Insurers support increased use of telemedicine. Legislators in 32 states have passed parity laws to advance its use. Thus, barriers to telehealth were lowering as the pandemic hit the U.S. health system. The CARES Act pushed it into mainstream delivery by requiring insurers to cover it and waiving physician culpability for HIPAA violations. As social distancing was implemented, clinicians used telemedicine out of necessity.
Consequently, the use of telemedicine in patient care will accelerate as physician resistance shrinks, insurer coverage increases and consumers adopt it more widely.
Rationalizing Acute Resources
The biggest and potentially most consequential result of the coronavirus is likely a fresh discussion about the role, scope and optimal arrangement of hospital services in our system. It’s a delicate but inevitable deliberation we’re destined to have.
Today, there are 6,142 hospitals in the United States: 5,197 (85%) of these are community hospitals operated as private for-profit (2,937), investor-owned (1,295) or public hospitals (965). Some are big; most are small. Some are very profitable; many are not. Some offer a full range of preventive, chronic, acute and long-term care services; most don’t. It’s a highly regulated sector where local competition is intense and operating margins are shrinking.
The COVID-19 pandemic represents the single biggest threat to the viability of hospitals in a generation. “We believe the pandemic will result in sizeable increases in operating costs, particularly for labor and supplies, reduced volume and revenues related to elective and nonessential healthcare needs, reliance on working capital lines of credit, and material declines in unrestricted reserves and nonoperating revenue as the investment markets weaken,” S&P Global Ratings states in a March 25 report.

> **Description of the task**
Please reproduce word for word the part of the excerpt on hospitals and the pandemic that begins at "Rationalizing Acute Resources" and stops after "margins are shrinking.". The items were taken from a different source than the excerpt.

> **Dataset records**
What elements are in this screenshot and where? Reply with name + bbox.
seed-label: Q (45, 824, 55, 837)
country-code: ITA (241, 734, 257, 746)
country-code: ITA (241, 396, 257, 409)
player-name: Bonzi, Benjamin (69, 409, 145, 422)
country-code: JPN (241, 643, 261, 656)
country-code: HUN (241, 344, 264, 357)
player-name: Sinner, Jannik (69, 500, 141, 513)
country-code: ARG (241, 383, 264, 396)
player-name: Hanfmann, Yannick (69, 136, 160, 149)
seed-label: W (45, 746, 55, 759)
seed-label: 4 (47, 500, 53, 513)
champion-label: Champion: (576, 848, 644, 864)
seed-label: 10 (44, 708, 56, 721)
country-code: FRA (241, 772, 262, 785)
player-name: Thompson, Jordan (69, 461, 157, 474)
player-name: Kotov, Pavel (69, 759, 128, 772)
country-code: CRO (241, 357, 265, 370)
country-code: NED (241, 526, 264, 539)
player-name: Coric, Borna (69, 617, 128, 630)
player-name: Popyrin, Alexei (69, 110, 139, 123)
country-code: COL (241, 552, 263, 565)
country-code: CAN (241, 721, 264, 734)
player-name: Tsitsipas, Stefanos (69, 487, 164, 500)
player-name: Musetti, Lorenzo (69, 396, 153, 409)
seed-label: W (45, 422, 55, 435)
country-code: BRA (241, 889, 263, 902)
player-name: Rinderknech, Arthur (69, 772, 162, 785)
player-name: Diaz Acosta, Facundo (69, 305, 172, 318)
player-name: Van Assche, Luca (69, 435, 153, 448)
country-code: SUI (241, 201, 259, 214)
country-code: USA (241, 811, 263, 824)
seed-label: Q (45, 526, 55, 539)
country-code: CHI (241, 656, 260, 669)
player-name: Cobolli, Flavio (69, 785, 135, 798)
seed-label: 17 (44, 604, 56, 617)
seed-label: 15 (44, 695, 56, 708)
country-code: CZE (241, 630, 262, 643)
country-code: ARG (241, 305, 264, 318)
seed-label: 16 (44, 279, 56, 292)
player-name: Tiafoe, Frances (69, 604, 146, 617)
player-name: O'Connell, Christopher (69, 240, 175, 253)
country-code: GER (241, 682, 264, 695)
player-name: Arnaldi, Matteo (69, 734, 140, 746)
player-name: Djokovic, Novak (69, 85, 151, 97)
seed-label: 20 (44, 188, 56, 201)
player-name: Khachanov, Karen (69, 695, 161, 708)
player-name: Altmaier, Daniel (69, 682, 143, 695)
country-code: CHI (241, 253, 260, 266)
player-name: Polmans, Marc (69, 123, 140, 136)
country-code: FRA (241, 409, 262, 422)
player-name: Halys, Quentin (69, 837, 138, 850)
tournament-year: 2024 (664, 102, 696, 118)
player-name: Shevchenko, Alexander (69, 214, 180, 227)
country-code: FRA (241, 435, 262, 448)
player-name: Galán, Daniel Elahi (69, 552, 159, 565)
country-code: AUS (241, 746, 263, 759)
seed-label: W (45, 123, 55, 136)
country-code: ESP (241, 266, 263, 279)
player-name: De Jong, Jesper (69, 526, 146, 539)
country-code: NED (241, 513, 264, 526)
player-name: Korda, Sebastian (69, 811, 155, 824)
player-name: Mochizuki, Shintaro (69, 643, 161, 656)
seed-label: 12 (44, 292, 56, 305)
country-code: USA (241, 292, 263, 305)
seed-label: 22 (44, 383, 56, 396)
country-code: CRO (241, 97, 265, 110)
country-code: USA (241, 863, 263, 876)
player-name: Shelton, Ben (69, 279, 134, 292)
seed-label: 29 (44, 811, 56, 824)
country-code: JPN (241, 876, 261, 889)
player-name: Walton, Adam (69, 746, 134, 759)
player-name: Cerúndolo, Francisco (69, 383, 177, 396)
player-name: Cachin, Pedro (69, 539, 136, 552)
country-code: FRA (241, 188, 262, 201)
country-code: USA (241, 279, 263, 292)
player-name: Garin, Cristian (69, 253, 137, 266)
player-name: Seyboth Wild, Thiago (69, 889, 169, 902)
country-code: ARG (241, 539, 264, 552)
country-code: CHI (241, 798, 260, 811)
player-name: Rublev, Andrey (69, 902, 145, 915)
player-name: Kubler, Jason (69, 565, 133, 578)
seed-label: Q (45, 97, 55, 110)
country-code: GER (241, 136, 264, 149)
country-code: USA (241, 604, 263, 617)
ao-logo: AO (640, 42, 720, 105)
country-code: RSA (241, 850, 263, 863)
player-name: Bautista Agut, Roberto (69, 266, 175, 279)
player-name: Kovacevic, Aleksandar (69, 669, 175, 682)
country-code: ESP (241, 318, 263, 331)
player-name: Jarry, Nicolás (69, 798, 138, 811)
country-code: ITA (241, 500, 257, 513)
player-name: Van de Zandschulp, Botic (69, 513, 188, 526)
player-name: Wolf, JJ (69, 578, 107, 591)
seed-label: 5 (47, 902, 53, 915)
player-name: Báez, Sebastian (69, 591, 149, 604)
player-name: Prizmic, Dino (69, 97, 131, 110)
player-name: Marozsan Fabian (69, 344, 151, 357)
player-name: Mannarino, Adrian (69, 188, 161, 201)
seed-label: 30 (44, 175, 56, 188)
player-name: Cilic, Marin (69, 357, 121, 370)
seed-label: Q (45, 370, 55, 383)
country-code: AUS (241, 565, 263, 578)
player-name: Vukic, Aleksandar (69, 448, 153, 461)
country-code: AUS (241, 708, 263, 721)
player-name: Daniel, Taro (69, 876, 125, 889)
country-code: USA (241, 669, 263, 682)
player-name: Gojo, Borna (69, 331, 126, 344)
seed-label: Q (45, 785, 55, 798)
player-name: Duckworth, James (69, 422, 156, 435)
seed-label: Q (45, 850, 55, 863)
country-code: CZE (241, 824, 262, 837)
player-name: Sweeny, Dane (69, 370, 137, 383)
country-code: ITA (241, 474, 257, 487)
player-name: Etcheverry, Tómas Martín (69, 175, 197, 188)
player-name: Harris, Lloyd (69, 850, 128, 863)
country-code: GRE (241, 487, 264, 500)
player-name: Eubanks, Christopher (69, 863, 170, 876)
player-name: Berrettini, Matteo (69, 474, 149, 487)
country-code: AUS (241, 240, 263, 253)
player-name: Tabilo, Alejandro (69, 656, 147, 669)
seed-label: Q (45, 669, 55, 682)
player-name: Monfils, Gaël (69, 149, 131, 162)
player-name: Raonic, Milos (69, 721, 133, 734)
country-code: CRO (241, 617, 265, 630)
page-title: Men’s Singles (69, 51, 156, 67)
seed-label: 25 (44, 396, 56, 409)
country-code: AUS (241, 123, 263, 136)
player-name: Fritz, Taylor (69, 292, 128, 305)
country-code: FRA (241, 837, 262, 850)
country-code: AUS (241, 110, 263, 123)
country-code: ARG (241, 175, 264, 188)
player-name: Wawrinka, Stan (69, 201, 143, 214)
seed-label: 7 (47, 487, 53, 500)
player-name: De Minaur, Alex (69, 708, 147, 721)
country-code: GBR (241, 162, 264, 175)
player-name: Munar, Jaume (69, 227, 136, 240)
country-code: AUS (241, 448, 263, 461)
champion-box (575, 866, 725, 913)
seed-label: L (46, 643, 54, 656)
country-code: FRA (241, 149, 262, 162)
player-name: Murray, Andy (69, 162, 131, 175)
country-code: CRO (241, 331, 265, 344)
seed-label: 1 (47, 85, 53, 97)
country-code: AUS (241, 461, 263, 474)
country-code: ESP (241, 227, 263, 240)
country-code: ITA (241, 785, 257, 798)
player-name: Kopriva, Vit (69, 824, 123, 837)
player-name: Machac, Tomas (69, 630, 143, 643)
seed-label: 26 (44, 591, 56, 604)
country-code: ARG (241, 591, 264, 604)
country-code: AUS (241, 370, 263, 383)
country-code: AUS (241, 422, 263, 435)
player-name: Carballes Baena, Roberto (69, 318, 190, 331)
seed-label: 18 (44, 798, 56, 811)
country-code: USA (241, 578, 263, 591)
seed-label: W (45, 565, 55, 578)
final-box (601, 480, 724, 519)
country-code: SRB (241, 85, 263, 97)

> **Result of this exercise**
Rationalizing Acute Resources
The biggest and potentially most consequential result of the coronavirus is likely a fresh discussion about the role, scope and optimal arrangement of hospital services in our system. It’s a delicate but inevitable deliberation we’re destined to have.
Today, there are 6,142 hospitals in the United States: 5,197 (85%) of these are community hospitals operated as private for-profit (2,937), investor-owned (1,295) or public hospitals (965). Some are big; most are small. Some are very profitable; many are not. Some offer a full range of preventive, chronic, acute and long-term care services; most don’t. It’s a highly regulated sector where local competition is intense and operating margins are shrinking.